_DATA FOR PROCESSING_
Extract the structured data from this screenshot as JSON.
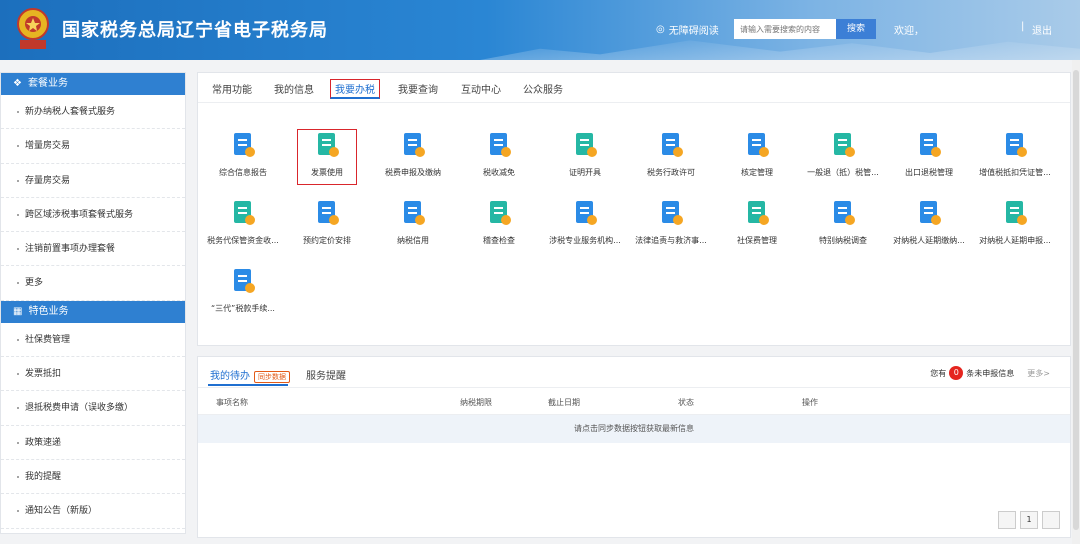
{
  "header": {
    "site_title": "国家税务总局辽宁省电子税务局",
    "accessible_label": "无障碍阅读",
    "search_placeholder": "请输入需要搜索的内容",
    "search_button": "搜索",
    "welcome_text": "欢迎，",
    "separator": "|",
    "logout": "退出"
  },
  "sidebar": {
    "section1_title": "套餐业务",
    "section1_items": [
      "新办纳税人套餐式服务",
      "增量房交易",
      "存量房交易",
      "跨区域涉税事项套餐式服务",
      "注销前置事项办理套餐",
      "更多"
    ],
    "section2_title": "特色业务",
    "section2_items": [
      "社保费管理",
      "发票抵扣",
      "退抵税费申请（误收多缴）",
      "政策速递",
      "我的提醒",
      "通知公告（新版）"
    ]
  },
  "tabs": [
    "常用功能",
    "我的信息",
    "我要办税",
    "我要查询",
    "互动中心",
    "公众服务"
  ],
  "grid": {
    "row1": [
      "综合信息报告",
      "发票使用",
      "税费申报及缴纳",
      "税收减免",
      "证明开具",
      "税务行政许可",
      "核定管理",
      "一般退（抵）税管...",
      "出口退税管理",
      "增值税抵扣凭证管..."
    ],
    "row2": [
      "税务代保管资金收...",
      "预约定价安排",
      "纳税信用",
      "稽查检查",
      "涉税专业服务机构...",
      "法律追责与救济事...",
      "社保费管理",
      "特别纳税调查",
      "对纳税人延期缴纳...",
      "对纳税人延期申报..."
    ],
    "row3": [
      "“三代”税款手续..."
    ]
  },
  "bottom": {
    "tab_todo": "我的待办",
    "sync_badge": "同步数据",
    "tab_reminder": "服务提醒",
    "notice_prefix": "您有",
    "notice_count": "0",
    "notice_suffix": "条未申报信息",
    "more": "更多>",
    "columns": [
      "事项名称",
      "纳税期限",
      "截止日期",
      "状态",
      "操作"
    ],
    "empty_message": "请点击同步数据按钮获取最新信息",
    "page": "1"
  },
  "colors": {
    "primary": "#2f80d1",
    "highlight_red": "#d9262c",
    "icon_blue": "#2b8be6",
    "icon_green": "#25b7a4"
  }
}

_DO THIS_
Repeat the entries exactly. Pictures are excluded from the copy.

_ANSWER TO THIS EXERCISE_
Extract the structured data from this screenshot as JSON.
{
  "header": {
    "site_title": "国家税务总局辽宁省电子税务局",
    "accessible_label": "无障碍阅读",
    "search_placeholder": "请输入需要搜索的内容",
    "search_button": "搜索",
    "welcome_text": "欢迎，",
    "separator": "|",
    "logout": "退出"
  },
  "sidebar": {
    "section1_title": "套餐业务",
    "section1_items": [
      "新办纳税人套餐式服务",
      "增量房交易",
      "存量房交易",
      "跨区域涉税事项套餐式服务",
      "注销前置事项办理套餐",
      "更多"
    ],
    "section2_title": "特色业务",
    "section2_items": [
      "社保费管理",
      "发票抵扣",
      "退抵税费申请（误收多缴）",
      "政策速递",
      "我的提醒",
      "通知公告（新版）"
    ]
  },
  "tabs": [
    "常用功能",
    "我的信息",
    "我要办税",
    "我要查询",
    "互动中心",
    "公众服务"
  ],
  "grid": {
    "row1": [
      "综合信息报告",
      "发票使用",
      "税费申报及缴纳",
      "税收减免",
      "证明开具",
      "税务行政许可",
      "核定管理",
      "一般退（抵）税管...",
      "出口退税管理",
      "增值税抵扣凭证管..."
    ],
    "row2": [
      "税务代保管资金收...",
      "预约定价安排",
      "纳税信用",
      "稽查检查",
      "涉税专业服务机构...",
      "法律追责与救济事...",
      "社保费管理",
      "特别纳税调查",
      "对纳税人延期缴纳...",
      "对纳税人延期申报..."
    ],
    "row3": [
      "“三代”税款手续..."
    ]
  },
  "bottom": {
    "tab_todo": "我的待办",
    "sync_badge": "同步数据",
    "tab_reminder": "服务提醒",
    "notice_prefix": "您有",
    "notice_count": "0",
    "notice_suffix": "条未申报信息",
    "more": "更多>",
    "columns": [
      "事项名称",
      "纳税期限",
      "截止日期",
      "状态",
      "操作"
    ],
    "empty_message": "请点击同步数据按钮获取最新信息",
    "page": "1"
  },
  "colors": {
    "primary": "#2f80d1",
    "highlight_red": "#d9262c",
    "icon_blue": "#2b8be6",
    "icon_green": "#25b7a4"
  }
}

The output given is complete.